Aim
Your copy of the material must match it exactly, except that pictures are dropped.

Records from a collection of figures
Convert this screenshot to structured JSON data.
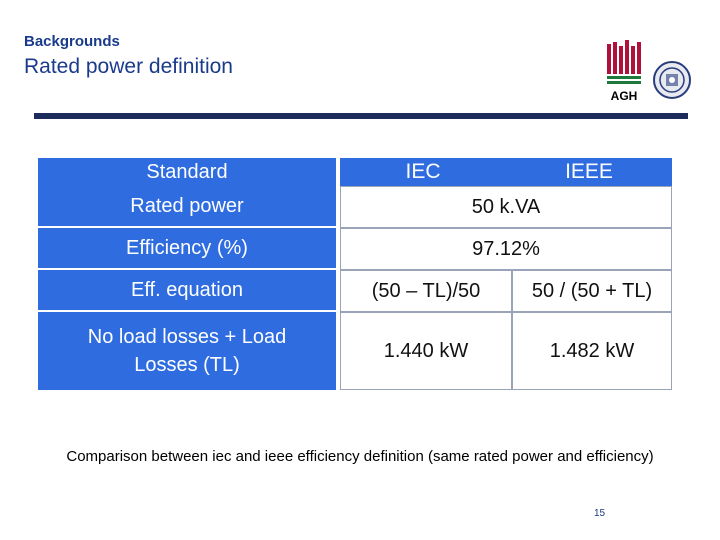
{
  "header": {
    "kicker": "Backgrounds",
    "title": "Rated power definition"
  },
  "logos": {
    "agh_text": "AGH"
  },
  "table": {
    "col_headers": {
      "iec": "IEC",
      "ieee": "IEEE"
    },
    "rows": [
      {
        "label": "Standard",
        "iec": "IEC",
        "ieee": "IEEE"
      },
      {
        "label": "Rated power",
        "merged": "50 k.VA"
      },
      {
        "label": "Efficiency (%)",
        "merged": "97.12%"
      },
      {
        "label": "Eff. equation",
        "iec": "(50 – TL)/50",
        "ieee": "50 / (50 + TL)"
      },
      {
        "label": "No load losses + Load Losses (TL)",
        "iec": "1.440 kW",
        "ieee": "1.482 kW"
      }
    ]
  },
  "footnote": "Comparison between iec and ieee efficiency definition (same rated power and efficiency)",
  "page_number": "15",
  "colors": {
    "accent": "#2e6ce0",
    "title": "#1a3a8c",
    "rule": "#1d2a5c"
  }
}
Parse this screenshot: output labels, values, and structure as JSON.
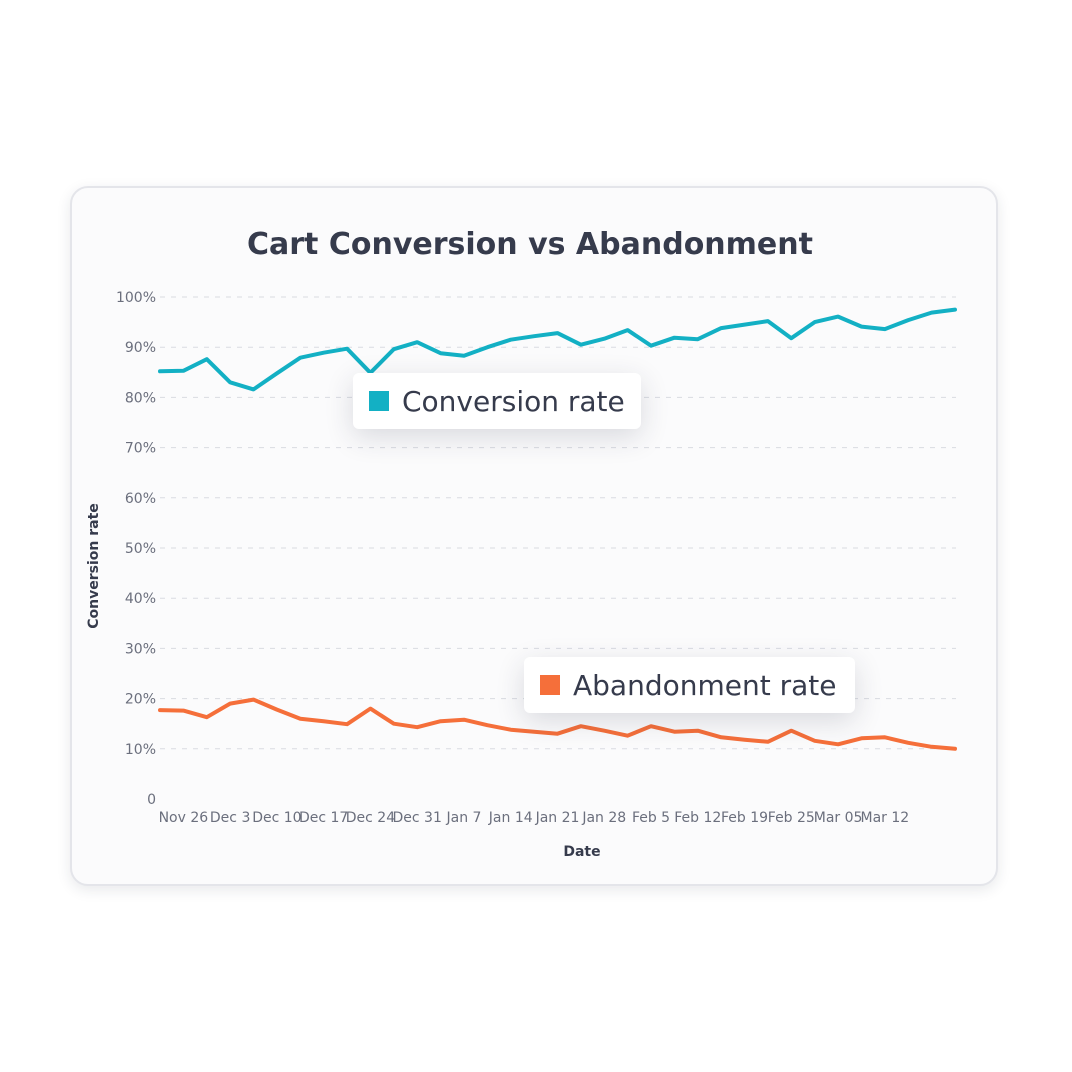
{
  "chart_data": {
    "type": "line",
    "title": "Cart Conversion vs Abandonment",
    "xlabel": "Date",
    "ylabel": "Conversion rate",
    "ylim": [
      0,
      100
    ],
    "y_ticks": [
      0,
      10,
      20,
      30,
      40,
      50,
      60,
      70,
      80,
      90,
      100
    ],
    "y_tick_labels": [
      "0",
      "10%",
      "20%",
      "30%",
      "40%",
      "50%",
      "60%",
      "70%",
      "80%",
      "90%",
      "100%"
    ],
    "x_ticks": [
      {
        "index": 1,
        "label": "Nov 26"
      },
      {
        "index": 3,
        "label": "Dec 3"
      },
      {
        "index": 5,
        "label": "Dec 10"
      },
      {
        "index": 7,
        "label": "Dec 17"
      },
      {
        "index": 9,
        "label": "Dec 24"
      },
      {
        "index": 11,
        "label": "Dec 31"
      },
      {
        "index": 13,
        "label": "Jan 7"
      },
      {
        "index": 15,
        "label": "Jan 14"
      },
      {
        "index": 17,
        "label": "Jan 21"
      },
      {
        "index": 19,
        "label": "Jan 28"
      },
      {
        "index": 21,
        "label": "Feb 5"
      },
      {
        "index": 23,
        "label": "Feb 12"
      },
      {
        "index": 25,
        "label": "Feb 19"
      },
      {
        "index": 27,
        "label": "Feb 25"
      },
      {
        "index": 29,
        "label": "Mar 05"
      },
      {
        "index": 31,
        "label": "Mar 12"
      }
    ],
    "grid": true,
    "series": [
      {
        "name": "Conversion rate",
        "color": "#13b0c4",
        "values": [
          85.2,
          85.3,
          87.6,
          83.0,
          81.6,
          84.8,
          87.9,
          88.9,
          89.7,
          84.9,
          89.6,
          91.0,
          88.8,
          88.3,
          90.0,
          91.5,
          92.2,
          92.8,
          90.5,
          91.7,
          93.4,
          90.3,
          91.9,
          91.6,
          93.8,
          94.5,
          95.2,
          91.8,
          95.0,
          96.1,
          94.1,
          93.6,
          95.4,
          96.9,
          97.5
        ]
      },
      {
        "name": "Abandonment rate",
        "color": "#f56f3a",
        "values": [
          17.7,
          17.6,
          16.3,
          19.0,
          19.8,
          17.8,
          16.0,
          15.5,
          14.9,
          18.0,
          15.0,
          14.3,
          15.5,
          15.8,
          14.7,
          13.8,
          13.4,
          13.0,
          14.5,
          13.6,
          12.6,
          14.5,
          13.4,
          13.6,
          12.3,
          11.8,
          11.4,
          13.6,
          11.6,
          10.9,
          12.1,
          12.3,
          11.2,
          10.4,
          10.0
        ]
      }
    ],
    "legend": [
      {
        "name": "Conversion rate",
        "color": "#13b0c4",
        "placement": "upper-left"
      },
      {
        "name": "Abandonment rate",
        "color": "#f56f3a",
        "placement": "lower-center"
      }
    ]
  }
}
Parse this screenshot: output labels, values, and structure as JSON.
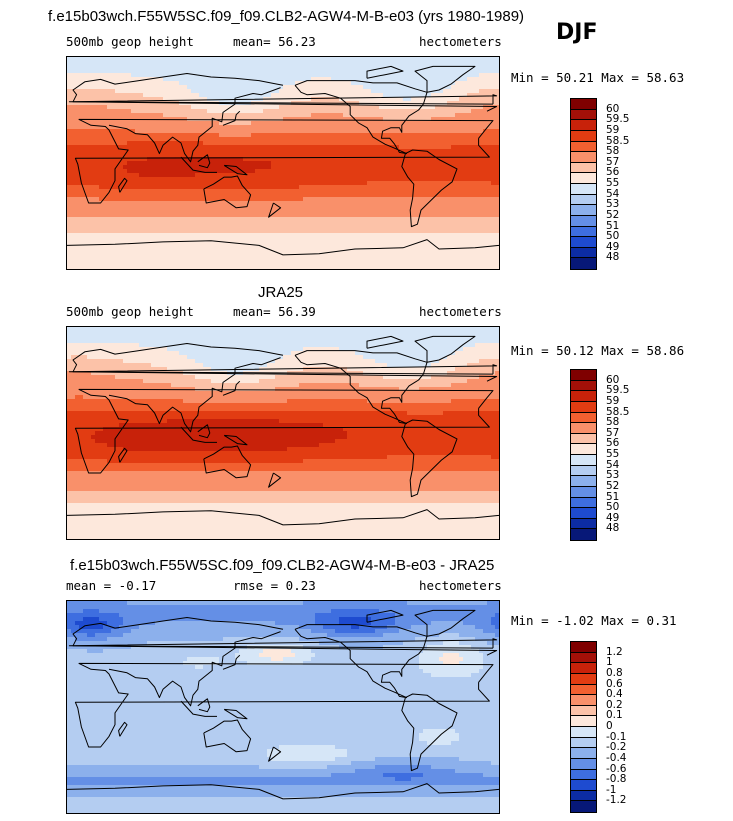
{
  "season": "DJF",
  "panels": [
    {
      "title": "f.e15b03wch.F55W5SC.f09_f09.CLB2-AGW4-M-B-e03 (yrs 1980-1989)",
      "left_label": "500mb geop height",
      "center_label": "mean=  56.23",
      "right_label": "hectometers",
      "stats": "Min =  50.21 Max =  58.63",
      "field": "model",
      "colorbar": {
        "labels": [
          "60",
          "59.5",
          "59",
          "58.5",
          "58",
          "57",
          "56",
          "55",
          "54",
          "53",
          "52",
          "51",
          "50",
          "49",
          "48"
        ],
        "colors": [
          "#7f0000",
          "#a31008",
          "#c8220a",
          "#e23c12",
          "#f26030",
          "#f9906a",
          "#fcc2a8",
          "#fde8dc",
          "#d6e6f7",
          "#b4cdf1",
          "#8cb0ec",
          "#648fe6",
          "#3e6ee0",
          "#1e4bd0",
          "#0c2ca4",
          "#071878"
        ]
      }
    },
    {
      "title": "JRA25",
      "left_label": "500mb geop height",
      "center_label": "mean=  56.39",
      "right_label": "hectometers",
      "stats": "Min =  50.12 Max =  58.86",
      "field": "obs",
      "colorbar": {
        "labels": [
          "60",
          "59.5",
          "59",
          "58.5",
          "58",
          "57",
          "56",
          "55",
          "54",
          "53",
          "52",
          "51",
          "50",
          "49",
          "48"
        ],
        "colors": [
          "#7f0000",
          "#a31008",
          "#c8220a",
          "#e23c12",
          "#f26030",
          "#f9906a",
          "#fcc2a8",
          "#fde8dc",
          "#d6e6f7",
          "#b4cdf1",
          "#8cb0ec",
          "#648fe6",
          "#3e6ee0",
          "#1e4bd0",
          "#0c2ca4",
          "#071878"
        ]
      }
    },
    {
      "title": "f.e15b03wch.F55W5SC.f09_f09.CLB2-AGW4-M-B-e03 - JRA25",
      "left_label": "mean =  -0.17",
      "center_label": "rmse =   0.23",
      "right_label": "hectometers",
      "stats": "Min =  -1.02 Max =   0.31",
      "field": "diff",
      "colorbar": {
        "labels": [
          "1.2",
          "1",
          "0.8",
          "0.6",
          "0.4",
          "0.2",
          "0.1",
          "0",
          "-0.1",
          "-0.2",
          "-0.4",
          "-0.6",
          "-0.8",
          "-1",
          "-1.2"
        ],
        "colors": [
          "#7f0000",
          "#a31008",
          "#c8220a",
          "#e23c12",
          "#f26030",
          "#f9906a",
          "#fcc2a8",
          "#fde8dc",
          "#d6e6f7",
          "#b4cdf1",
          "#8cb0ec",
          "#648fe6",
          "#3e6ee0",
          "#1e4bd0",
          "#0c2ca4",
          "#071878"
        ]
      }
    }
  ]
}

Problem solution
Convert this screenshot to structured JSON data.
{
  "header": {
    "kicker": "Backgrounds",
    "title": "Rated power definition"
  },
  "logos": {
    "agh_text": "AGH"
  },
  "table": {
    "col_headers": {
      "iec": "IEC",
      "ieee": "IEEE"
    },
    "rows": [
      {
        "label": "Standard",
        "iec": "IEC",
        "ieee": "IEEE"
      },
      {
        "label": "Rated power",
        "merged": "50 k.VA"
      },
      {
        "label": "Efficiency (%)",
        "merged": "97.12%"
      },
      {
        "label": "Eff. equation",
        "iec": "(50 – TL)/50",
        "ieee": "50 / (50 + TL)"
      },
      {
        "label": "No load losses + Load Losses (TL)",
        "iec": "1.440 kW",
        "ieee": "1.482 kW"
      }
    ]
  },
  "footnote": "Comparison between iec and ieee efficiency definition (same rated power and efficiency)",
  "page_number": "15",
  "colors": {
    "accent": "#2e6ce0",
    "title": "#1a3a8c",
    "rule": "#1d2a5c"
  }
}
Parse this screenshot: output labels, values, and structure as JSON.
{
  "chart_data": {
    "type": "line",
    "title": "Cart Conversion vs Abandonment",
    "xlabel": "Date",
    "ylabel": "Conversion rate",
    "ylim": [
      0,
      100
    ],
    "y_ticks": [
      0,
      10,
      20,
      30,
      40,
      50,
      60,
      70,
      80,
      90,
      100
    ],
    "y_tick_labels": [
      "0",
      "10%",
      "20%",
      "30%",
      "40%",
      "50%",
      "60%",
      "70%",
      "80%",
      "90%",
      "100%"
    ],
    "x_ticks": [
      {
        "index": 1,
        "label": "Nov 26"
      },
      {
        "index": 3,
        "label": "Dec 3"
      },
      {
        "index": 5,
        "label": "Dec 10"
      },
      {
        "index": 7,
        "label": "Dec 17"
      },
      {
        "index": 9,
        "label": "Dec 24"
      },
      {
        "index": 11,
        "label": "Dec 31"
      },
      {
        "index": 13,
        "label": "Jan 7"
      },
      {
        "index": 15,
        "label": "Jan 14"
      },
      {
        "index": 17,
        "label": "Jan 21"
      },
      {
        "index": 19,
        "label": "Jan 28"
      },
      {
        "index": 21,
        "label": "Feb 5"
      },
      {
        "index": 23,
        "label": "Feb 12"
      },
      {
        "index": 25,
        "label": "Feb 19"
      },
      {
        "index": 27,
        "label": "Feb 25"
      },
      {
        "index": 29,
        "label": "Mar 05"
      },
      {
        "index": 31,
        "label": "Mar 12"
      }
    ],
    "grid": true,
    "series": [
      {
        "name": "Conversion rate",
        "color": "#13b0c4",
        "values": [
          85.2,
          85.3,
          87.6,
          83.0,
          81.6,
          84.8,
          87.9,
          88.9,
          89.7,
          84.9,
          89.6,
          91.0,
          88.8,
          88.3,
          90.0,
          91.5,
          92.2,
          92.8,
          90.5,
          91.7,
          93.4,
          90.3,
          91.9,
          91.6,
          93.8,
          94.5,
          95.2,
          91.8,
          95.0,
          96.1,
          94.1,
          93.6,
          95.4,
          96.9,
          97.5
        ]
      },
      {
        "name": "Abandonment rate",
        "color": "#f56f3a",
        "values": [
          17.7,
          17.6,
          16.3,
          19.0,
          19.8,
          17.8,
          16.0,
          15.5,
          14.9,
          18.0,
          15.0,
          14.3,
          15.5,
          15.8,
          14.7,
          13.8,
          13.4,
          13.0,
          14.5,
          13.6,
          12.6,
          14.5,
          13.4,
          13.6,
          12.3,
          11.8,
          11.4,
          13.6,
          11.6,
          10.9,
          12.1,
          12.3,
          11.2,
          10.4,
          10.0
        ]
      }
    ],
    "legend": [
      {
        "name": "Conversion rate",
        "color": "#13b0c4",
        "placement": "upper-left"
      },
      {
        "name": "Abandonment rate",
        "color": "#f56f3a",
        "placement": "lower-center"
      }
    ]
  }
}
Parse this screenshot: output labels, values, and structure as JSON.
{
  "season": "DJF",
  "panels": [
    {
      "title": "f.e15b03wch.F55W5SC.f09_f09.CLB2-AGW4-M-B-e03 (yrs 1980-1989)",
      "left_label": "500mb geop height",
      "center_label": "mean=  56.23",
      "right_label": "hectometers",
      "stats": "Min =  50.21 Max =  58.63",
      "field": "model",
      "colorbar": {
        "labels": [
          "60",
          "59.5",
          "59",
          "58.5",
          "58",
          "57",
          "56",
          "55",
          "54",
          "53",
          "52",
          "51",
          "50",
          "49",
          "48"
        ],
        "colors": [
          "#7f0000",
          "#a31008",
          "#c8220a",
          "#e23c12",
          "#f26030",
          "#f9906a",
          "#fcc2a8",
          "#fde8dc",
          "#d6e6f7",
          "#b4cdf1",
          "#8cb0ec",
          "#648fe6",
          "#3e6ee0",
          "#1e4bd0",
          "#0c2ca4",
          "#071878"
        ]
      }
    },
    {
      "title": "JRA25",
      "left_label": "500mb geop height",
      "center_label": "mean=  56.39",
      "right_label": "hectometers",
      "stats": "Min =  50.12 Max =  58.86",
      "field": "obs",
      "colorbar": {
        "labels": [
          "60",
          "59.5",
          "59",
          "58.5",
          "58",
          "57",
          "56",
          "55",
          "54",
          "53",
          "52",
          "51",
          "50",
          "49",
          "48"
        ],
        "colors": [
          "#7f0000",
          "#a31008",
          "#c8220a",
          "#e23c12",
          "#f26030",
          "#f9906a",
          "#fcc2a8",
          "#fde8dc",
          "#d6e6f7",
          "#b4cdf1",
          "#8cb0ec",
          "#648fe6",
          "#3e6ee0",
          "#1e4bd0",
          "#0c2ca4",
          "#071878"
        ]
      }
    },
    {
      "title": "f.e15b03wch.F55W5SC.f09_f09.CLB2-AGW4-M-B-e03 - JRA25",
      "left_label": "mean =  -0.17",
      "center_label": "rmse =   0.23",
      "right_label": "hectometers",
      "stats": "Min =  -1.02 Max =   0.31",
      "field": "diff",
      "colorbar": {
        "labels": [
          "1.2",
          "1",
          "0.8",
          "0.6",
          "0.4",
          "0.2",
          "0.1",
          "0",
          "-0.1",
          "-0.2",
          "-0.4",
          "-0.6",
          "-0.8",
          "-1",
          "-1.2"
        ],
        "colors": [
          "#7f0000",
          "#a31008",
          "#c8220a",
          "#e23c12",
          "#f26030",
          "#f9906a",
          "#fcc2a8",
          "#fde8dc",
          "#d6e6f7",
          "#b4cdf1",
          "#8cb0ec",
          "#648fe6",
          "#3e6ee0",
          "#1e4bd0",
          "#0c2ca4",
          "#071878"
        ]
      }
    }
  ]
}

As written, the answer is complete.